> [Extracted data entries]
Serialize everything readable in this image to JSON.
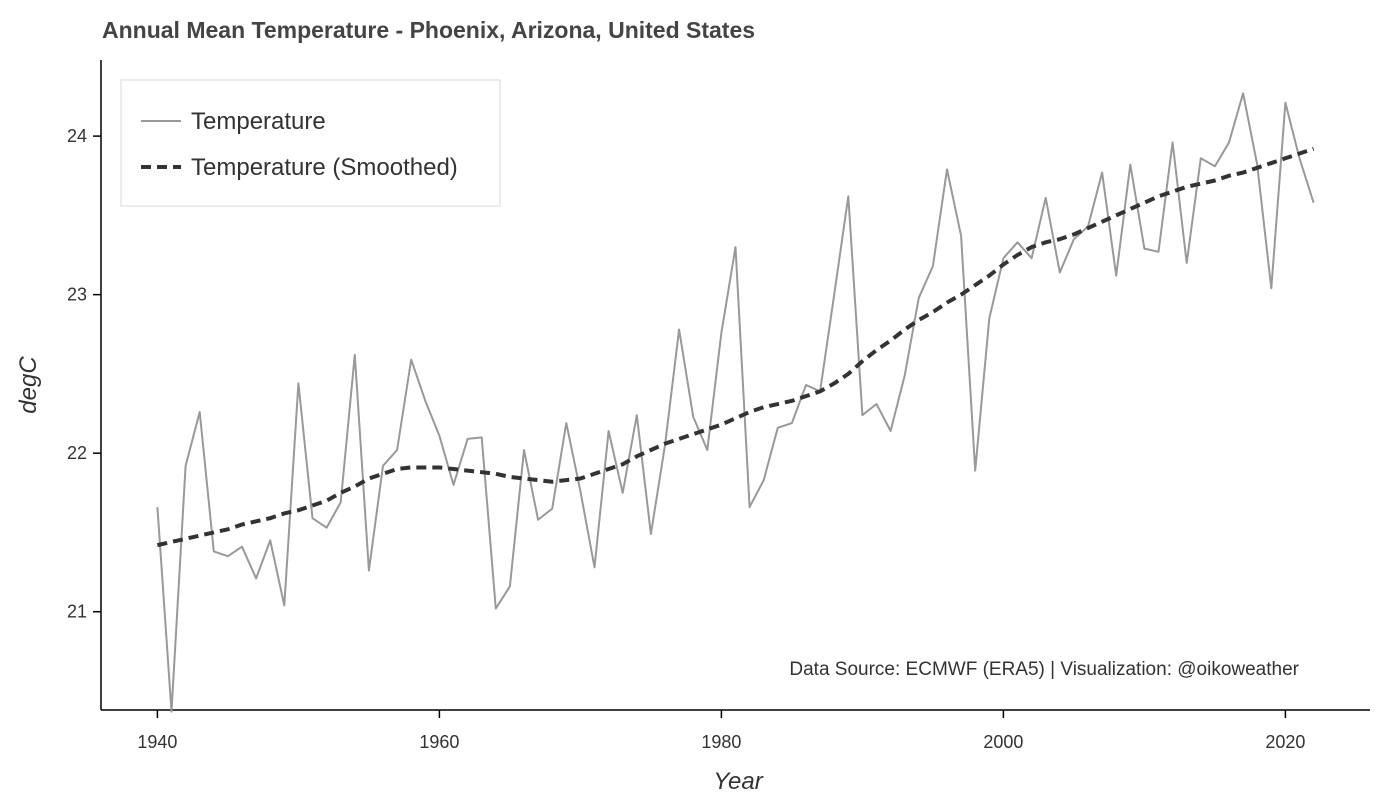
{
  "chart_data": {
    "type": "line",
    "title": "Annual Mean Temperature - Phoenix, Arizona, United States",
    "xlabel": "Year",
    "ylabel": "degC",
    "xlim": [
      1936,
      2026
    ],
    "ylim": [
      20.38,
      24.48
    ],
    "xticks": [
      1940,
      1960,
      1980,
      2000,
      2020
    ],
    "yticks": [
      21,
      22,
      23,
      24
    ],
    "grid": false,
    "legend_position": "top-left",
    "annotation": "Data Source: ECMWF (ERA5) | Visualization: @oikoweather",
    "x": [
      1940,
      1941,
      1942,
      1943,
      1944,
      1945,
      1946,
      1947,
      1948,
      1949,
      1950,
      1951,
      1952,
      1953,
      1954,
      1955,
      1956,
      1957,
      1958,
      1959,
      1960,
      1961,
      1962,
      1963,
      1964,
      1965,
      1966,
      1967,
      1968,
      1969,
      1970,
      1971,
      1972,
      1973,
      1974,
      1975,
      1976,
      1977,
      1978,
      1979,
      1980,
      1981,
      1982,
      1983,
      1984,
      1985,
      1986,
      1987,
      1988,
      1989,
      1990,
      1991,
      1992,
      1993,
      1994,
      1995,
      1996,
      1997,
      1998,
      1999,
      2000,
      2001,
      2002,
      2003,
      2004,
      2005,
      2006,
      2007,
      2008,
      2009,
      2010,
      2011,
      2012,
      2013,
      2014,
      2015,
      2016,
      2017,
      2018,
      2019,
      2020,
      2021,
      2022
    ],
    "series": [
      {
        "name": "Temperature",
        "color": "#999999",
        "style": "solid",
        "values": [
          21.66,
          20.37,
          21.92,
          22.26,
          21.38,
          21.35,
          21.41,
          21.21,
          21.45,
          21.04,
          22.44,
          21.59,
          21.53,
          21.69,
          22.62,
          21.26,
          21.92,
          22.02,
          22.59,
          22.33,
          22.11,
          21.8,
          22.09,
          22.1,
          21.02,
          21.16,
          22.02,
          21.58,
          21.65,
          22.19,
          21.76,
          21.28,
          22.14,
          21.75,
          22.24,
          21.49,
          22.05,
          22.78,
          22.23,
          22.02,
          22.76,
          23.3,
          21.66,
          21.83,
          22.16,
          22.19,
          22.43,
          22.39,
          23.0,
          23.62,
          22.24,
          22.31,
          22.14,
          22.49,
          22.98,
          23.18,
          23.79,
          23.37,
          21.89,
          22.85,
          23.23,
          23.33,
          23.23,
          23.61,
          23.14,
          23.35,
          23.43,
          23.77,
          23.12,
          23.82,
          23.29,
          23.27,
          23.96,
          23.2,
          23.86,
          23.81,
          23.96,
          24.27,
          23.82,
          23.04,
          24.21,
          23.86,
          23.58
        ]
      },
      {
        "name": "Temperature (Smoothed)",
        "color": "#333333",
        "style": "dashed",
        "values": [
          21.42,
          21.44,
          21.46,
          21.48,
          21.5,
          21.52,
          21.55,
          21.57,
          21.59,
          21.62,
          21.64,
          21.67,
          21.7,
          21.75,
          21.79,
          21.84,
          21.87,
          21.9,
          21.91,
          21.91,
          21.91,
          21.9,
          21.89,
          21.88,
          21.87,
          21.85,
          21.84,
          21.83,
          21.82,
          21.83,
          21.84,
          21.87,
          21.9,
          21.93,
          21.98,
          22.02,
          22.06,
          22.09,
          22.12,
          22.15,
          22.18,
          22.22,
          22.26,
          22.29,
          22.31,
          22.33,
          22.36,
          22.39,
          22.44,
          22.5,
          22.58,
          22.65,
          22.71,
          22.78,
          22.84,
          22.89,
          22.95,
          23.0,
          23.06,
          23.12,
          23.19,
          23.25,
          23.3,
          23.33,
          23.35,
          23.38,
          23.42,
          23.46,
          23.5,
          23.54,
          23.58,
          23.62,
          23.65,
          23.68,
          23.7,
          23.72,
          23.75,
          23.77,
          23.8,
          23.83,
          23.86,
          23.89,
          23.92
        ]
      }
    ]
  }
}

> [Description of the task]
Leave out the pictures and print each record exactly as it stands.

> [The completed task]
Serialize everything readable in this image to JSON.
{
  "chart_data": {
    "type": "line",
    "title": "Annual Mean Temperature - Phoenix, Arizona, United States",
    "xlabel": "Year",
    "ylabel": "degC",
    "xlim": [
      1936,
      2026
    ],
    "ylim": [
      20.38,
      24.48
    ],
    "xticks": [
      1940,
      1960,
      1980,
      2000,
      2020
    ],
    "yticks": [
      21,
      22,
      23,
      24
    ],
    "grid": false,
    "legend_position": "top-left",
    "annotation": "Data Source: ECMWF (ERA5) | Visualization: @oikoweather",
    "x": [
      1940,
      1941,
      1942,
      1943,
      1944,
      1945,
      1946,
      1947,
      1948,
      1949,
      1950,
      1951,
      1952,
      1953,
      1954,
      1955,
      1956,
      1957,
      1958,
      1959,
      1960,
      1961,
      1962,
      1963,
      1964,
      1965,
      1966,
      1967,
      1968,
      1969,
      1970,
      1971,
      1972,
      1973,
      1974,
      1975,
      1976,
      1977,
      1978,
      1979,
      1980,
      1981,
      1982,
      1983,
      1984,
      1985,
      1986,
      1987,
      1988,
      1989,
      1990,
      1991,
      1992,
      1993,
      1994,
      1995,
      1996,
      1997,
      1998,
      1999,
      2000,
      2001,
      2002,
      2003,
      2004,
      2005,
      2006,
      2007,
      2008,
      2009,
      2010,
      2011,
      2012,
      2013,
      2014,
      2015,
      2016,
      2017,
      2018,
      2019,
      2020,
      2021,
      2022
    ],
    "series": [
      {
        "name": "Temperature",
        "color": "#999999",
        "style": "solid",
        "values": [
          21.66,
          20.37,
          21.92,
          22.26,
          21.38,
          21.35,
          21.41,
          21.21,
          21.45,
          21.04,
          22.44,
          21.59,
          21.53,
          21.69,
          22.62,
          21.26,
          21.92,
          22.02,
          22.59,
          22.33,
          22.11,
          21.8,
          22.09,
          22.1,
          21.02,
          21.16,
          22.02,
          21.58,
          21.65,
          22.19,
          21.76,
          21.28,
          22.14,
          21.75,
          22.24,
          21.49,
          22.05,
          22.78,
          22.23,
          22.02,
          22.76,
          23.3,
          21.66,
          21.83,
          22.16,
          22.19,
          22.43,
          22.39,
          23.0,
          23.62,
          22.24,
          22.31,
          22.14,
          22.49,
          22.98,
          23.18,
          23.79,
          23.37,
          21.89,
          22.85,
          23.23,
          23.33,
          23.23,
          23.61,
          23.14,
          23.35,
          23.43,
          23.77,
          23.12,
          23.82,
          23.29,
          23.27,
          23.96,
          23.2,
          23.86,
          23.81,
          23.96,
          24.27,
          23.82,
          23.04,
          24.21,
          23.86,
          23.58
        ]
      },
      {
        "name": "Temperature (Smoothed)",
        "color": "#333333",
        "style": "dashed",
        "values": [
          21.42,
          21.44,
          21.46,
          21.48,
          21.5,
          21.52,
          21.55,
          21.57,
          21.59,
          21.62,
          21.64,
          21.67,
          21.7,
          21.75,
          21.79,
          21.84,
          21.87,
          21.9,
          21.91,
          21.91,
          21.91,
          21.9,
          21.89,
          21.88,
          21.87,
          21.85,
          21.84,
          21.83,
          21.82,
          21.83,
          21.84,
          21.87,
          21.9,
          21.93,
          21.98,
          22.02,
          22.06,
          22.09,
          22.12,
          22.15,
          22.18,
          22.22,
          22.26,
          22.29,
          22.31,
          22.33,
          22.36,
          22.39,
          22.44,
          22.5,
          22.58,
          22.65,
          22.71,
          22.78,
          22.84,
          22.89,
          22.95,
          23.0,
          23.06,
          23.12,
          23.19,
          23.25,
          23.3,
          23.33,
          23.35,
          23.38,
          23.42,
          23.46,
          23.5,
          23.54,
          23.58,
          23.62,
          23.65,
          23.68,
          23.7,
          23.72,
          23.75,
          23.77,
          23.8,
          23.83,
          23.86,
          23.89,
          23.92
        ]
      }
    ]
  }
}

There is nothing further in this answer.